**Exercise aim**
Arrange only the records starting at the line that contains "Patent image size: (740, 812)." and ending at the line that contains "The zero order beam 51 is at (321, 216)." as a two-column CSV with the headers source_text and answer. Give one row per record, putting its text and its answer in separate quoted fields with line breaks replaced by spaces.
● ● ● ● ●
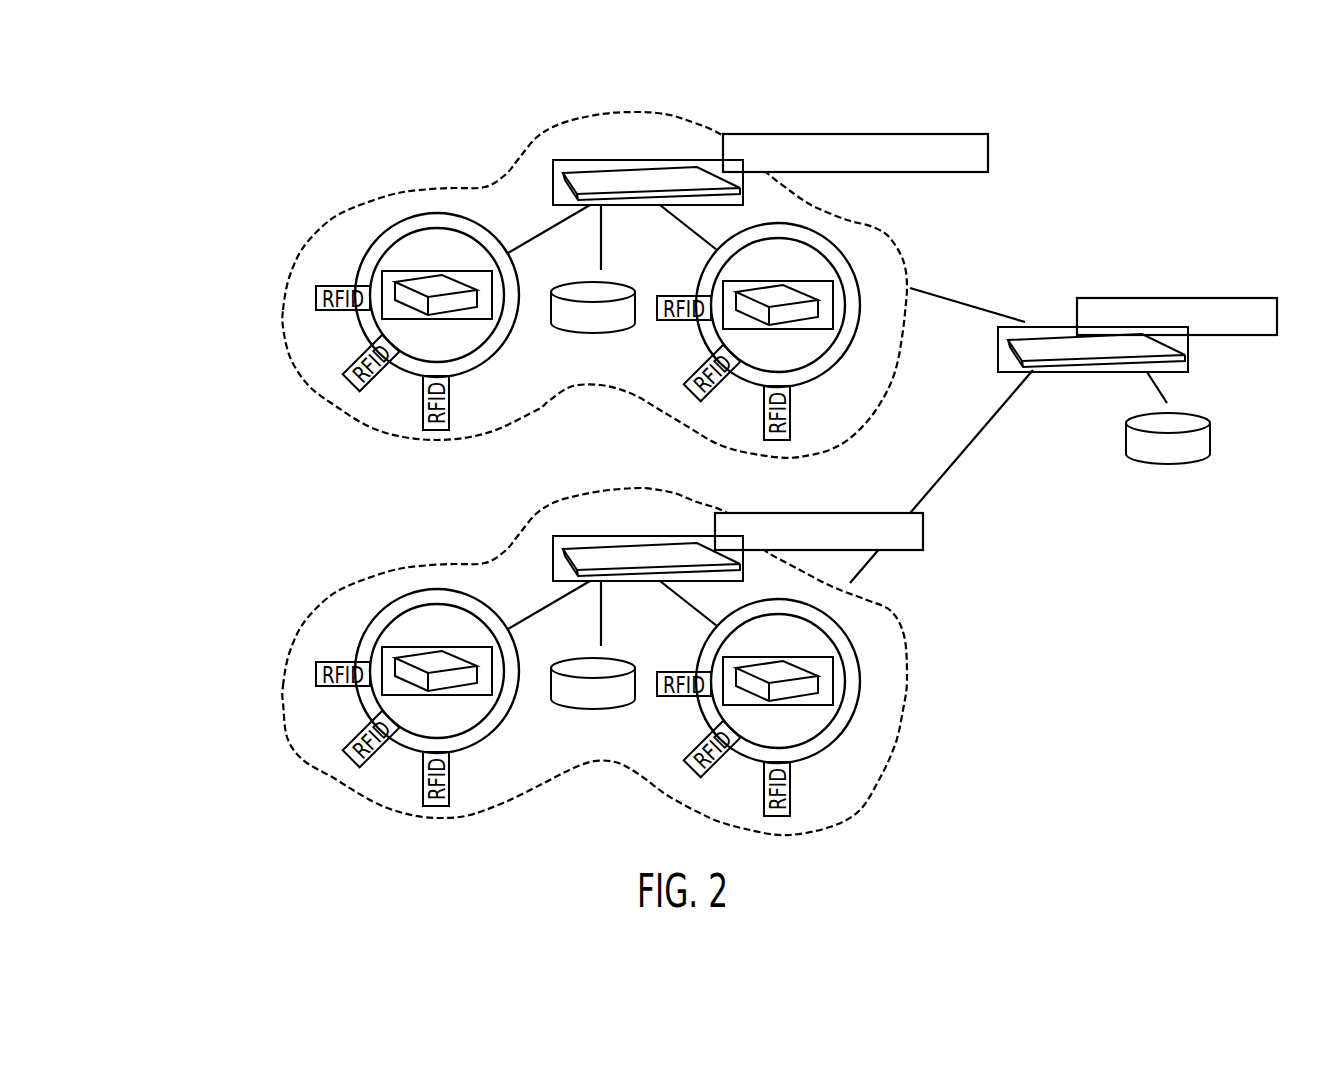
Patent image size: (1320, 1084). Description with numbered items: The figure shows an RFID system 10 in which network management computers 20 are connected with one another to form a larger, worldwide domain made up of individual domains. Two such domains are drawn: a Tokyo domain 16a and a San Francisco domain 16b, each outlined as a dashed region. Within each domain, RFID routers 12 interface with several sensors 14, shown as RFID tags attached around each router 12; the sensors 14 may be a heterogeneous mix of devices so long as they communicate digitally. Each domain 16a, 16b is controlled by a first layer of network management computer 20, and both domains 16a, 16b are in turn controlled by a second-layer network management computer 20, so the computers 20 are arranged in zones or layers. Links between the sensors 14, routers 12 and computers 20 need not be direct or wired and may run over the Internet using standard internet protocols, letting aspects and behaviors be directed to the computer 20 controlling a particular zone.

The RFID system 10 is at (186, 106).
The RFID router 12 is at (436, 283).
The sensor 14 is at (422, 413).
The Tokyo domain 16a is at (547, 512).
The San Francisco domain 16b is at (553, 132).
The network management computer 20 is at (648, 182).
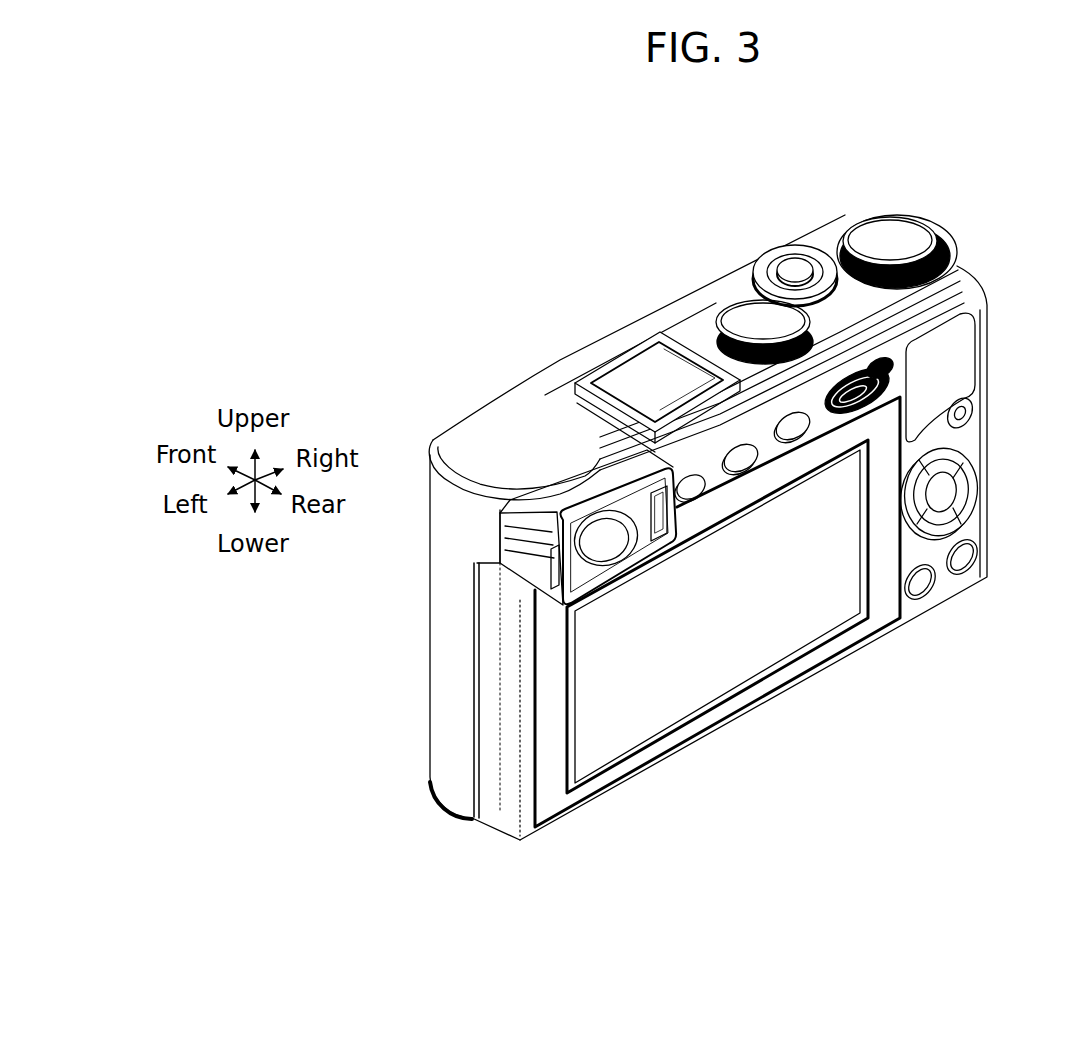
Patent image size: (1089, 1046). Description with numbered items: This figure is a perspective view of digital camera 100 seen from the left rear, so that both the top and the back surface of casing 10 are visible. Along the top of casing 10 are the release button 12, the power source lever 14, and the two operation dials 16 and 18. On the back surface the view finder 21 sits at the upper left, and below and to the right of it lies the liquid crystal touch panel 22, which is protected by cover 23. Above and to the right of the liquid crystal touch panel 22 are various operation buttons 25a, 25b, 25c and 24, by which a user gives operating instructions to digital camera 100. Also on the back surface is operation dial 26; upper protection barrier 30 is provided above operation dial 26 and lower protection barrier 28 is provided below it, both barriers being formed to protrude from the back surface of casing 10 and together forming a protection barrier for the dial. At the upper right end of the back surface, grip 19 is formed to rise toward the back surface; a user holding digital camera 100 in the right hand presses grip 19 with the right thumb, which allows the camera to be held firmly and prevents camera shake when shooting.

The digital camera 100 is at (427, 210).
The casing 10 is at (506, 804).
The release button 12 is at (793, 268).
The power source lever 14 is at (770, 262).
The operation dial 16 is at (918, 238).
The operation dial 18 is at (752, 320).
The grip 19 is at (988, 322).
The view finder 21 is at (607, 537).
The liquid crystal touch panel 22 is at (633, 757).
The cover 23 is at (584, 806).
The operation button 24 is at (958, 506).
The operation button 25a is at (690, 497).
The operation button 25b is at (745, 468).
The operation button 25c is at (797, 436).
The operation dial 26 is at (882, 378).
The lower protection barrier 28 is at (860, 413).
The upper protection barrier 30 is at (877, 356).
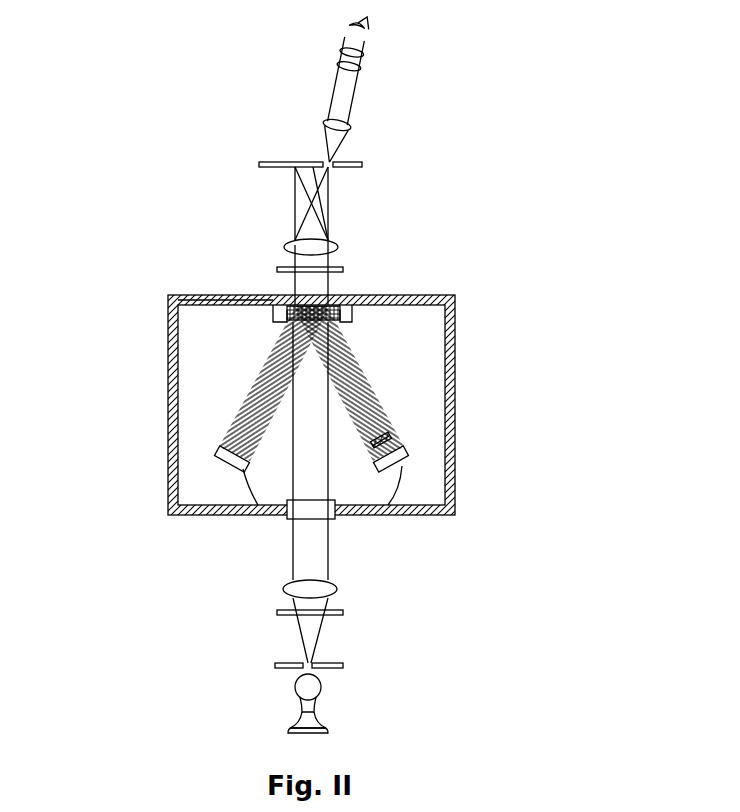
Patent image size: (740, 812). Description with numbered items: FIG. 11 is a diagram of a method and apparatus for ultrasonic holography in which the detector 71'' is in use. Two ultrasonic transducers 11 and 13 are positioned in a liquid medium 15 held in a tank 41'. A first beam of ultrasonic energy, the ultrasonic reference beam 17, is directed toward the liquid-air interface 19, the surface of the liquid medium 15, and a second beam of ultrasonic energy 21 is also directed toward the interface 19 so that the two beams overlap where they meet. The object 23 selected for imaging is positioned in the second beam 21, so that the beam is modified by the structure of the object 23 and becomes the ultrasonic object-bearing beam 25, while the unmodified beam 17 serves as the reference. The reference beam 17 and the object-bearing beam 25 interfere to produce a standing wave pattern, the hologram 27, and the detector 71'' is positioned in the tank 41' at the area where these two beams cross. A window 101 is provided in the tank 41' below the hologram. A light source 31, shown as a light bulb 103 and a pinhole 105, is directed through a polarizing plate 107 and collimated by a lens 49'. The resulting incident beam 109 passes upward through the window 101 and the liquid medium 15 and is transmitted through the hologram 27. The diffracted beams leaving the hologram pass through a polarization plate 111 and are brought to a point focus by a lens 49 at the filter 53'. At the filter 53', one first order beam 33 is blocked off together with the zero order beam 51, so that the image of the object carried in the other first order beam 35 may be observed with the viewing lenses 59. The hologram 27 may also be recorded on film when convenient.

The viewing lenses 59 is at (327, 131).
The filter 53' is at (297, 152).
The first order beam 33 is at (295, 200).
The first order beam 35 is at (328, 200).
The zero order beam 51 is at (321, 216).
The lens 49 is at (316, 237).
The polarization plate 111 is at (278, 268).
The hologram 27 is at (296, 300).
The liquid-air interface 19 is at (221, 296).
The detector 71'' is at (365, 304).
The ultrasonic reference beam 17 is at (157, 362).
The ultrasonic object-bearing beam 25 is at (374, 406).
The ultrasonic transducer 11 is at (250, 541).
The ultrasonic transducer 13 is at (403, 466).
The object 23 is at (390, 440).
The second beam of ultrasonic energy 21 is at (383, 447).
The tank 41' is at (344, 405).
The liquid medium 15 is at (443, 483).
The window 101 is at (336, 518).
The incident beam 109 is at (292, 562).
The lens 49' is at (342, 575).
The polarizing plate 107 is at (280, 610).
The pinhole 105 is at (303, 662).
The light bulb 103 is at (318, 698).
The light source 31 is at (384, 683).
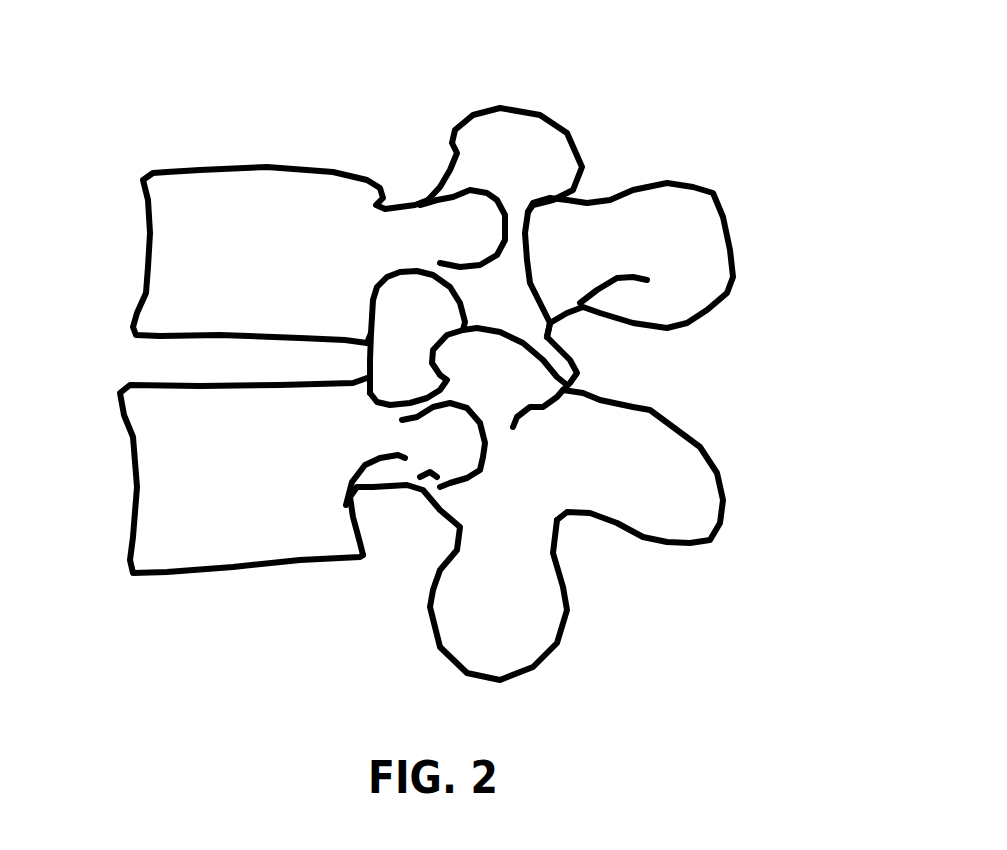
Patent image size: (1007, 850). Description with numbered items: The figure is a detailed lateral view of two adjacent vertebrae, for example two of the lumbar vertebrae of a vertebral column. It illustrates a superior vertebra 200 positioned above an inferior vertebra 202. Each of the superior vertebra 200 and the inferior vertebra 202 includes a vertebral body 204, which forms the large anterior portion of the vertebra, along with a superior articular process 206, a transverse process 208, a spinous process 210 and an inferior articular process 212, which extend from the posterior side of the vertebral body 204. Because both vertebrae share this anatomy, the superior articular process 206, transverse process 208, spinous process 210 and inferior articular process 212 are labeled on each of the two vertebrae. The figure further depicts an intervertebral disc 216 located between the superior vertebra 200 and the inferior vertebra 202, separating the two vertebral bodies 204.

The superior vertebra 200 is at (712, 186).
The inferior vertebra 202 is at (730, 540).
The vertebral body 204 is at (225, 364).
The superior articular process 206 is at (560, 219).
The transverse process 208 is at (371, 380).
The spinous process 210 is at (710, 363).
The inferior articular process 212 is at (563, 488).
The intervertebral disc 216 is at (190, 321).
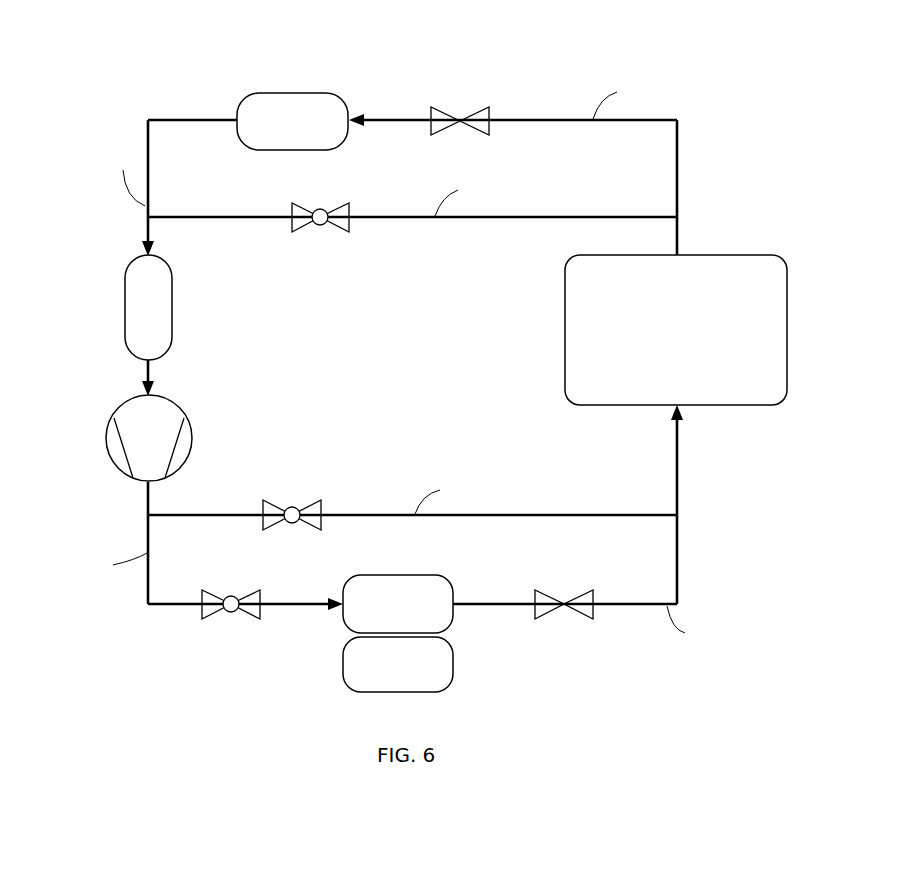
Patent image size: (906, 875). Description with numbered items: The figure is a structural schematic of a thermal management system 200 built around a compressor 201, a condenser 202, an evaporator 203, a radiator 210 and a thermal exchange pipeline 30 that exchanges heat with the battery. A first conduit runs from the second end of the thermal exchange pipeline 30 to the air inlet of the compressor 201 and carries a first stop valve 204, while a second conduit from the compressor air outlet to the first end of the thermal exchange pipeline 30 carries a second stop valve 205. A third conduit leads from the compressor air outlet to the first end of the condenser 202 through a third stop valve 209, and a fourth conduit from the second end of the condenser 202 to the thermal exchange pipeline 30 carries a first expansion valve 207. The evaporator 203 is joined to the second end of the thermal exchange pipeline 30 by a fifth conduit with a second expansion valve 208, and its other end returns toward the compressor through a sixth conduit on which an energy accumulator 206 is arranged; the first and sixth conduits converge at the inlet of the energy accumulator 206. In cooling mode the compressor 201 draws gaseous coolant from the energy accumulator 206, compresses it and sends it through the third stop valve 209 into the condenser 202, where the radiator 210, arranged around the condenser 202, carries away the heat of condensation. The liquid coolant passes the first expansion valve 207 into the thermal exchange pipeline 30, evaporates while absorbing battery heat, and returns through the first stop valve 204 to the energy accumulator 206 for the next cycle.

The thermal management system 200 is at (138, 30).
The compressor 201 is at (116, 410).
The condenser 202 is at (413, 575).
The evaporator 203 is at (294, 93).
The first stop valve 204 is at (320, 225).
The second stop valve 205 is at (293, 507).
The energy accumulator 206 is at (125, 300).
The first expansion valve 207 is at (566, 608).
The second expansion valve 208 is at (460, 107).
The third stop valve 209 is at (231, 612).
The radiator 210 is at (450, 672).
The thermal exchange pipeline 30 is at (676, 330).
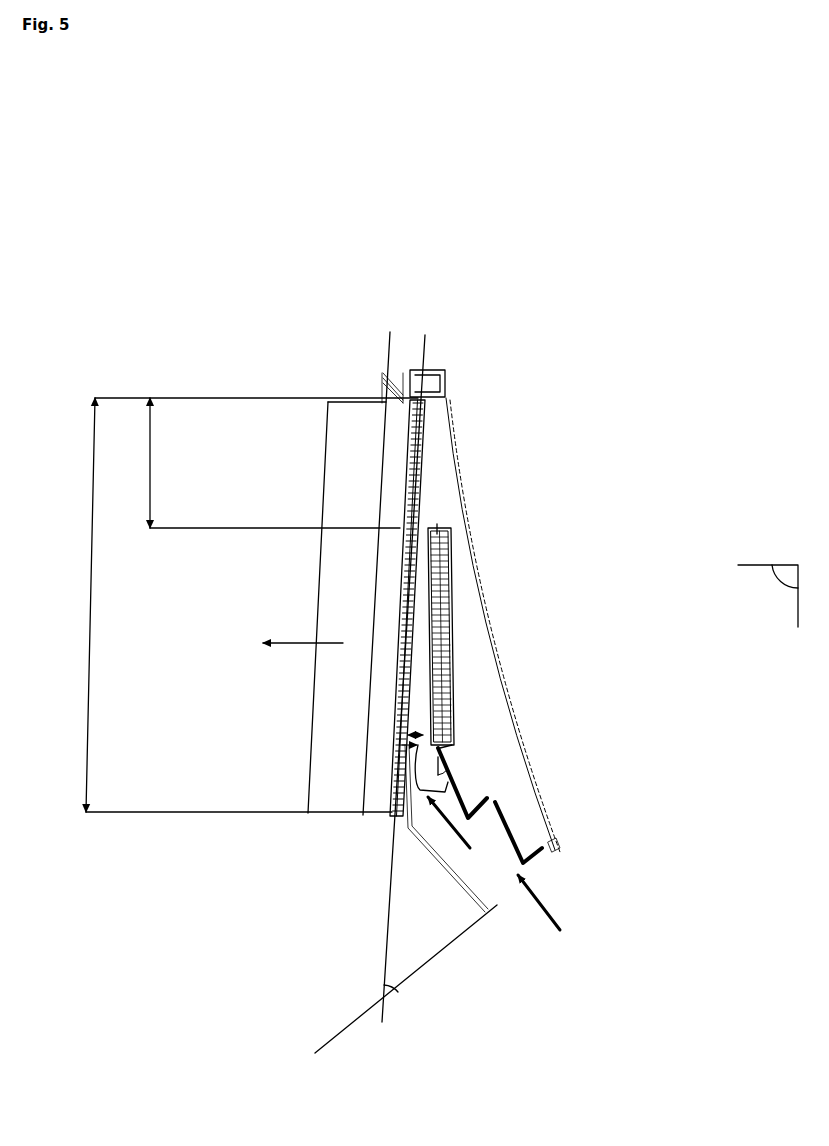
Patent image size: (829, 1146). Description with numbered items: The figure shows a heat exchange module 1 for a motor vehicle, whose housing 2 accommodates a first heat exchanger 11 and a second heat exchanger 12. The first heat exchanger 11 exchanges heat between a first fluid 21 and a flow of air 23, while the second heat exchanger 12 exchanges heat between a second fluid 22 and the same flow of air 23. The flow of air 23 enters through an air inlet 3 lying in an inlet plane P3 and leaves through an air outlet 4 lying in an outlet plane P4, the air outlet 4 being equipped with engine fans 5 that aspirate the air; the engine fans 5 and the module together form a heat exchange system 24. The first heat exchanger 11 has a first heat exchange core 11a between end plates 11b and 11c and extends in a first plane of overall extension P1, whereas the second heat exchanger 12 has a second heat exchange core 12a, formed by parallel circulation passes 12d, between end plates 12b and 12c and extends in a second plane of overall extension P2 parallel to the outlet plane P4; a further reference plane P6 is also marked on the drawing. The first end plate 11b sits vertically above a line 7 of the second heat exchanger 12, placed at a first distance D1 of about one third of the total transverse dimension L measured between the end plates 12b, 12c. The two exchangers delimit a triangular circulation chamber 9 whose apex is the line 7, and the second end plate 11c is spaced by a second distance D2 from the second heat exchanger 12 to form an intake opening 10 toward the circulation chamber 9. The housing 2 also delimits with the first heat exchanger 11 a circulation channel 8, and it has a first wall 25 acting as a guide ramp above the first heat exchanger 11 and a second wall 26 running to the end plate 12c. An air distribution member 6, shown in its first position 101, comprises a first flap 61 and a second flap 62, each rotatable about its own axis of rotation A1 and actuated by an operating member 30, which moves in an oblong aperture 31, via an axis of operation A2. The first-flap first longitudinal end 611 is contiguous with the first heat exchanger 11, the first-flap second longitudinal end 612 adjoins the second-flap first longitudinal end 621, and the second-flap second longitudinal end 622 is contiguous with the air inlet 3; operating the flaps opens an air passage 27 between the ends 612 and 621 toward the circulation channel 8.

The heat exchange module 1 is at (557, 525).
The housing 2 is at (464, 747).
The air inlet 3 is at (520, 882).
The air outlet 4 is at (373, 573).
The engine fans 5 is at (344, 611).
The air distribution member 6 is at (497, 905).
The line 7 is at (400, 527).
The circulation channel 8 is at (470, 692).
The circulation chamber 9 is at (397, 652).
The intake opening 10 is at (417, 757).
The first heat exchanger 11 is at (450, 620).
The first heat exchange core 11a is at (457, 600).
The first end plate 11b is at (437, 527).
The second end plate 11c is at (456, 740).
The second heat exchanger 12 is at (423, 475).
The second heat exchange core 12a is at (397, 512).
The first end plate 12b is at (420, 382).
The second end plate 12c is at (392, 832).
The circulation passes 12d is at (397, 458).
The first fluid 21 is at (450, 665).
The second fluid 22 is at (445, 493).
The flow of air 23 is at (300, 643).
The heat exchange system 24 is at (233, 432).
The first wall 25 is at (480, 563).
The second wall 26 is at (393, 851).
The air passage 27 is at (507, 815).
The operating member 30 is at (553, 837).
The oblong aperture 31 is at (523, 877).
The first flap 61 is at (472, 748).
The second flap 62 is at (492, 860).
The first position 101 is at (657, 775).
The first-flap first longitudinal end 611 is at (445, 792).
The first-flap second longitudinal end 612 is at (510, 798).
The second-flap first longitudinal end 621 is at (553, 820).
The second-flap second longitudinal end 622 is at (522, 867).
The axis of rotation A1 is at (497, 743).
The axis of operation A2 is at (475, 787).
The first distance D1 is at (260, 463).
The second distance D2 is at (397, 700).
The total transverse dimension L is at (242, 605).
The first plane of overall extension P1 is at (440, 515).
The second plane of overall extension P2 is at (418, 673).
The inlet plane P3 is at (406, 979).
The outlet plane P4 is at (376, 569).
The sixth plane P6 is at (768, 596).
● ● ● ● ●
**Problem solution**
source_text,answer
"Patent image size: (740, 812). Description with numbered items: FIG. 11 is a diagram of a method and apparatus for ultrasonic holography in which the detector 71'' is in use. Two ultrasonic transducers 11 and 13 are positioned in a liquid medium 15 held in a tank 41'. A first beam of ultrasonic energy, the ultrasonic reference beam 17, is directed toward the liquid-air interface 19, the surface of the liquid medium 15, and a second beam of ultrasonic energy 21 is also directed toward the interface 19 so that the two beams overlap where they meet. The object 23 selected for imaging is positioned in the second beam 21, so that the beam is modified by the structure of the object 23 and becomes the ultrasonic object-bearing beam 25, while the unmodified beam 17 serves as the reference. The reference beam 17 and the object-bearing beam 25 interfere to produce a standing wave pattern, the hologram 27, and the detector 71'' is positioned in the tank 41' at the area where these two beams cross. A window 101 is provided in the tank 41' below the hologram. A light source 31, shown as a light bulb 103 and a pinhole 105, is directed through a polarizing plate 107 and collimated by a lens 49'. The resulting incident beam 109 passes upward through the window 101 and the liquid medium 15 and is transmitted through the hologram 27. The diffracted beams leaving the hologram pass through a polarization plate 111 and are brought to a point focus by a lens 49 at the filter 53'. At the filter 53', one first order beam 33 is blocked off together with the zero order beam 51, so that the image of the object carried in the other first order beam 35 may be observed with the viewing lenses 59. The hologram 27 may also be recorded on film when convenient.","The viewing lenses 59 is at (327, 131). The filter 53' is at (297, 152). The first order beam 33 is at (295, 200). The first order beam 35 is at (328, 200). The zero order beam 51 is at (321, 216)."